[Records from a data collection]
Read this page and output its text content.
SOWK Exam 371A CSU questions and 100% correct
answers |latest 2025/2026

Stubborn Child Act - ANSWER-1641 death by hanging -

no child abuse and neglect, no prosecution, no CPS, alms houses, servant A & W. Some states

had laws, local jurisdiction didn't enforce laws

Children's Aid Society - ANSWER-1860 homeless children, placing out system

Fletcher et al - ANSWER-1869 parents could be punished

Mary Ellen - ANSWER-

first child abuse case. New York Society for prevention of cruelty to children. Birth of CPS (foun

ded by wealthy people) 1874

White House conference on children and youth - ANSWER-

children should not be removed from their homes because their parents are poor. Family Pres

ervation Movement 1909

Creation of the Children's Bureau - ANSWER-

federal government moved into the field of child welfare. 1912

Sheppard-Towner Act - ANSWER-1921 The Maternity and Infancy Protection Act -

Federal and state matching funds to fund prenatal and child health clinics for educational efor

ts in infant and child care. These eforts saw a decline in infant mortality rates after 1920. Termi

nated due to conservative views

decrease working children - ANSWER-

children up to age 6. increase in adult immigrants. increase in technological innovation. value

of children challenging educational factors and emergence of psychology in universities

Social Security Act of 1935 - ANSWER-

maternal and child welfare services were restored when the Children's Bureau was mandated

### What this task involves
Show every line of the listing in which the string "welfare" can be found.

### Response for this exercise
federal government moved into the field of child welfare. 1912
maternal and child welfare services were restored when the Children's Bureau was mandated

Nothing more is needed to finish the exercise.